## Exercise description
Look for the word "JSON" in each line and report the count of matching lines, with nothing added.
>>>
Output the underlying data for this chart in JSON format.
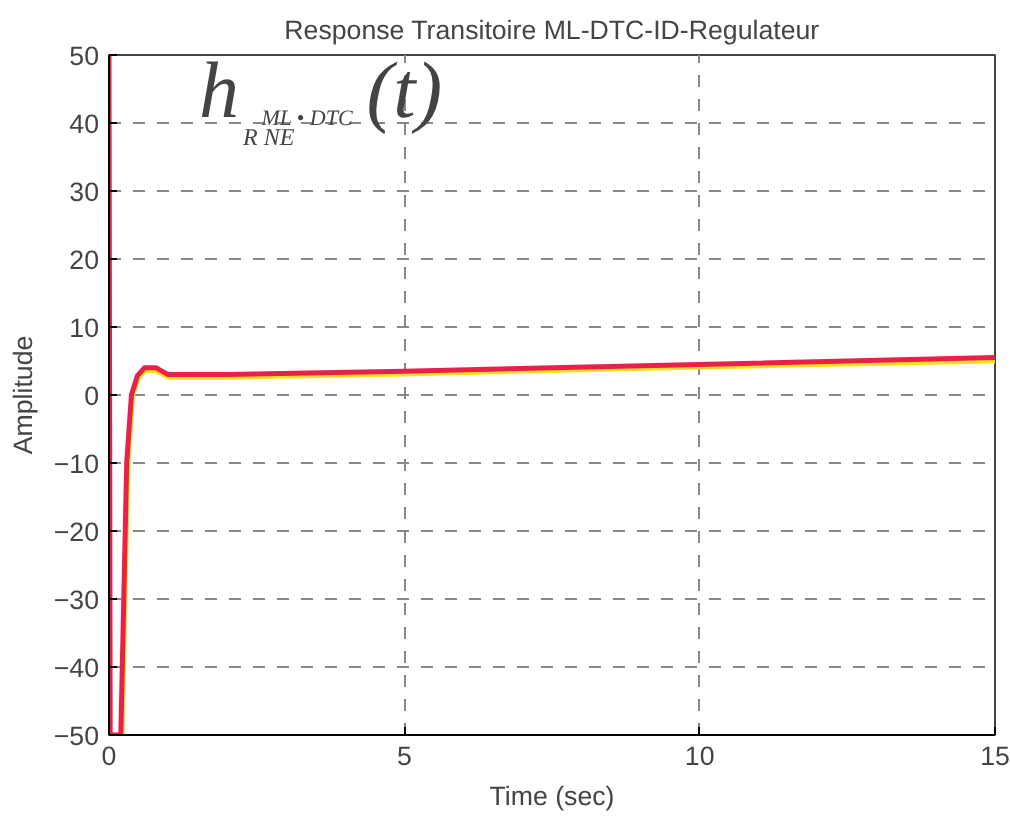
{
  "chart_data": {
    "type": "line",
    "title": "Response Transitoire ML-DTC-ID-Regulateur",
    "xlabel": "Time (sec)",
    "ylabel": "Amplitude",
    "xlim": [
      0,
      15
    ],
    "ylim": [
      -50,
      50
    ],
    "xticks": [
      0,
      5,
      10,
      15
    ],
    "yticks": [
      -50,
      -40,
      -30,
      -20,
      -10,
      0,
      10,
      20,
      30,
      40,
      50
    ],
    "grid": true,
    "annotations": [
      "h$_{R}$$^{ML}$$_{NE}$$^{• DTC}$(t)"
    ],
    "series": [
      {
        "color": "#ffe020",
        "x": [
          0.05,
          0.22,
          0.27,
          0.32,
          0.4,
          0.5,
          0.6,
          0.8,
          1.0,
          2,
          5,
          10,
          15
        ],
        "values": [
          -50,
          -50,
          -30,
          -10,
          0,
          2.5,
          3.6,
          3.6,
          2.6,
          2.6,
          3.1,
          4.1,
          5.0
        ]
      },
      {
        "color": "#e8204a",
        "x": [
          0,
          0.02,
          0.05,
          0.2,
          0.25,
          0.3,
          0.38,
          0.48,
          0.6,
          0.8,
          1.0,
          2,
          5,
          10,
          15
        ],
        "values": [
          50,
          -50,
          -50,
          -50,
          -30,
          -10,
          0,
          2.8,
          4.0,
          4.0,
          3.0,
          3.0,
          3.5,
          4.5,
          5.5
        ]
      }
    ]
  }
}
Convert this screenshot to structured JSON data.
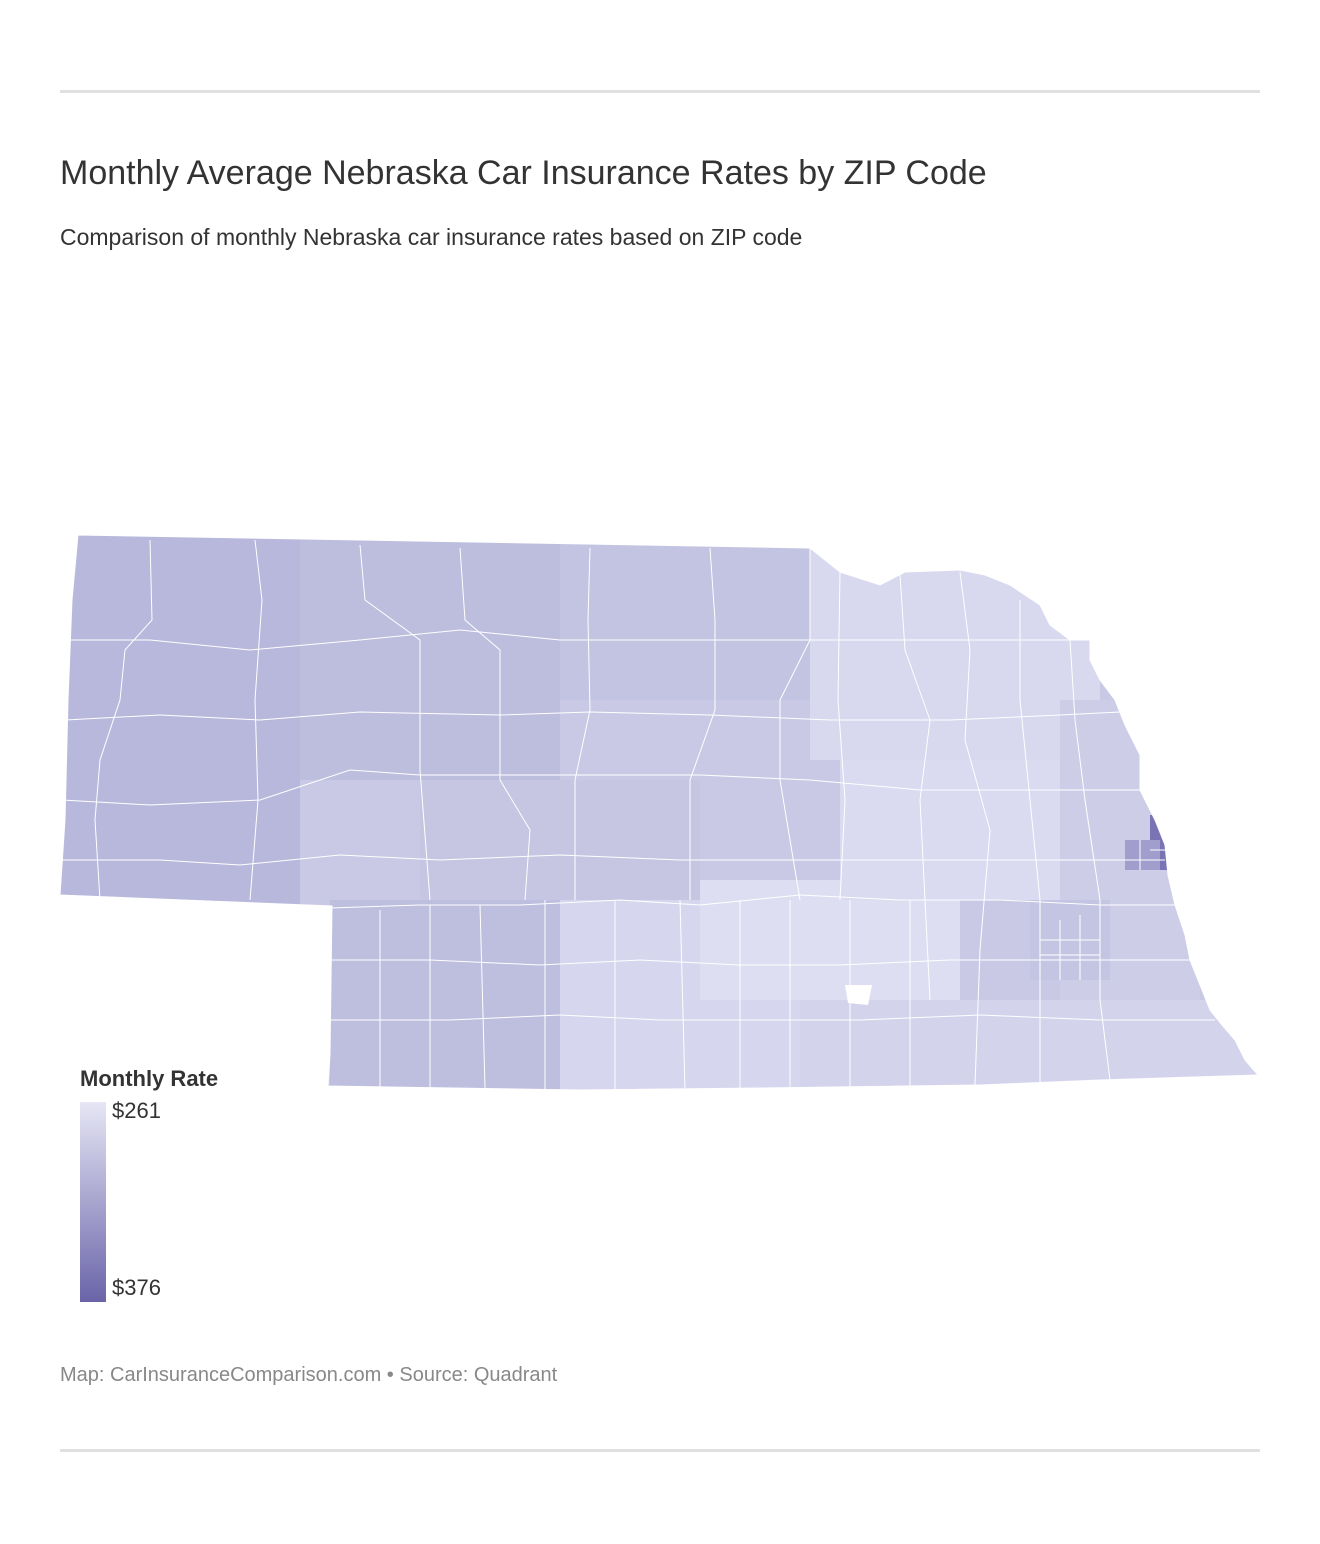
<<<
## Output below
2